─── Data for this exercise

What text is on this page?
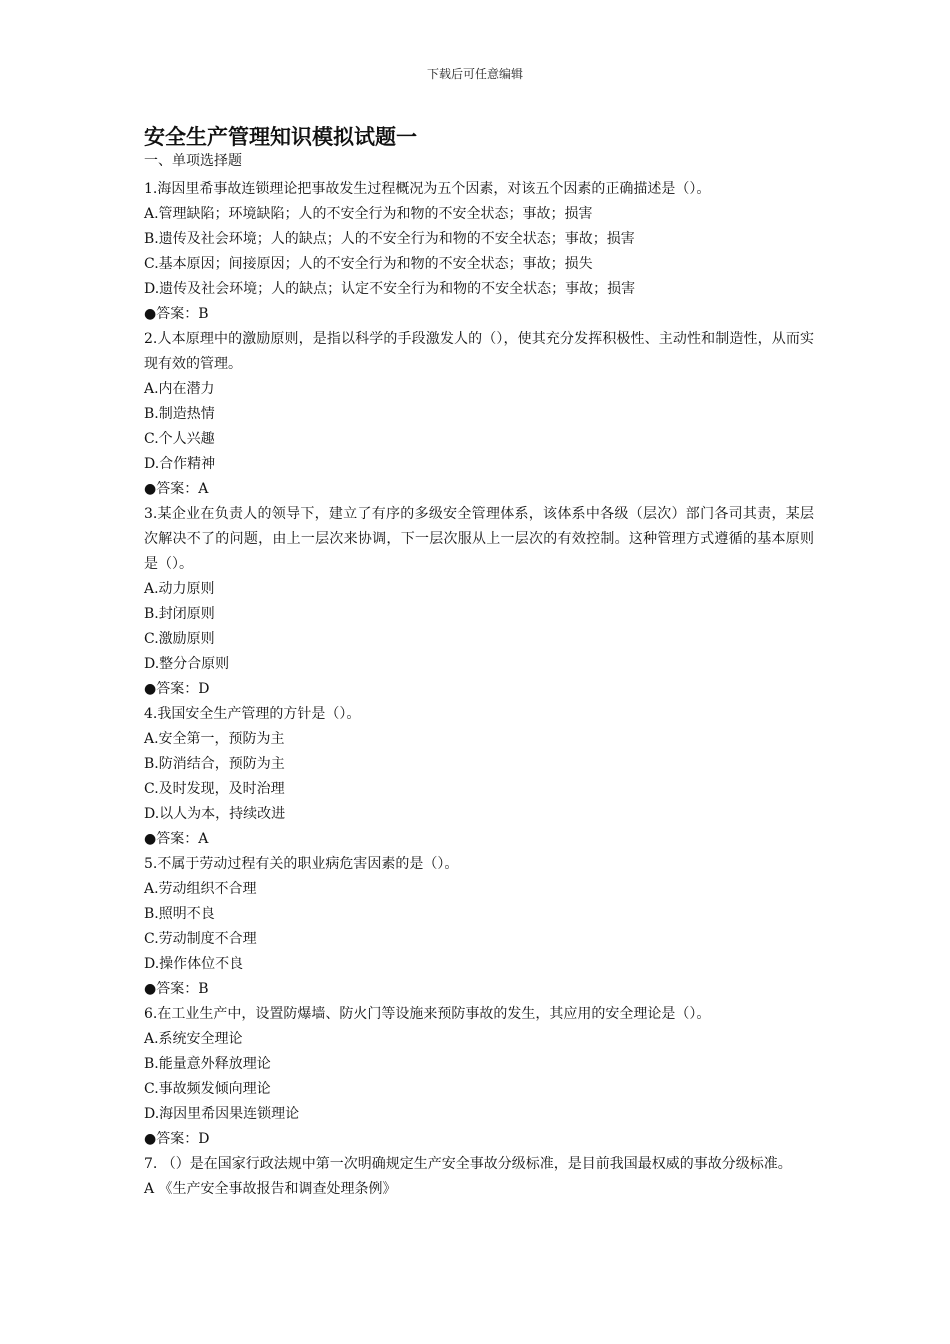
下载后可任意编辑
安全生产管理知识模拟试题一
一、单项选择题
1.海因里希事故连锁理论把事故发生过程概况为五个因素，对该五个因素的正确描述是（）。
A.管理缺陷；环境缺陷；人的不安全行为和物的不安全状态；事故；损害
B.遗传及社会环境；人的缺点；人的不安全行为和物的不安全状态；事故；损害
C.基本原因；间接原因；人的不安全行为和物的不安全状态；事故；损失
D.遗传及社会环境；人的缺点；认定不安全行为和物的不安全状态；事故；损害
●答案：B
2.人本原理中的激励原则，是指以科学的手段激发人的（），使其充分发挥积极性、主动性和制造性，从而实现有效的管理。
A.内在潜力
B.制造热情
C.个人兴趣
D.合作精神
●答案：A
3.某企业在负责人的领导下，建立了有序的多级安全管理体系，该体系中各级（层次）部门各司其责，某层次解决不了的问题，由上一层次来协调，下一层次服从上一层次的有效控制。这种管理方式遵循的基本原则是（）。
A.动力原则
B.封闭原则
C.激励原则
D.整分合原则
●答案：D
4.我国安全生产管理的方针是（）。
A.安全第一，预防为主
B.防消结合，预防为主
C.及时发现，及时治理
D.以人为本，持续改进
●答案：A
5.不属于劳动过程有关的职业病危害因素的是（）。
A.劳动组织不合理
B.照明不良
C.劳动制度不合理
D.操作体位不良
●答案：B
6.在工业生产中，设置防爆墙、防火门等设施来预防事故的发生，其应用的安全理论是（）。
A.系统安全理论
B.能量意外释放理论
C.事故频发倾向理论
D.海因里希因果连锁理论
●答案：D
7. （）是在国家行政法规中第一次明确规定生产安全事故分级标准，是目前我国最权威的事故分级标准。
A 《生产安全事故报告和调查处理条例》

──────

Short problem → Copy the records above exactly. The pictures are not part of the copy.

Answer in full →
What text is on this page?
下载后可任意编辑
安全生产管理知识模拟试题一
一、单项选择题
1.海因里希事故连锁理论把事故发生过程概况为五个因素，对该五个因素的正确描述是（）。
A.管理缺陷；环境缺陷；人的不安全行为和物的不安全状态；事故；损害
B.遗传及社会环境；人的缺点；人的不安全行为和物的不安全状态；事故；损害
C.基本原因；间接原因；人的不安全行为和物的不安全状态；事故；损失
D.遗传及社会环境；人的缺点；认定不安全行为和物的不安全状态；事故；损害
●答案：B
2.人本原理中的激励原则，是指以科学的手段激发人的（），使其充分发挥积极性、主动性和制造性，从而实现有效的管理。
A.内在潜力
B.制造热情
C.个人兴趣
D.合作精神
●答案：A
3.某企业在负责人的领导下，建立了有序的多级安全管理体系，该体系中各级（层次）部门各司其责，某层次解决不了的问题，由上一层次来协调，下一层次服从上一层次的有效控制。这种管理方式遵循的基本原则是（）。
A.动力原则
B.封闭原则
C.激励原则
D.整分合原则
●答案：D
4.我国安全生产管理的方针是（）。
A.安全第一，预防为主
B.防消结合，预防为主
C.及时发现，及时治理
D.以人为本，持续改进
●答案：A
5.不属于劳动过程有关的职业病危害因素的是（）。
A.劳动组织不合理
B.照明不良
C.劳动制度不合理
D.操作体位不良
●答案：B
6.在工业生产中，设置防爆墙、防火门等设施来预防事故的发生，其应用的安全理论是（）。
A.系统安全理论
B.能量意外释放理论
C.事故频发倾向理论
D.海因里希因果连锁理论
●答案：D
7. （）是在国家行政法规中第一次明确规定生产安全事故分级标准，是目前我国最权威的事故分级标准。
A 《生产安全事故报告和调查处理条例》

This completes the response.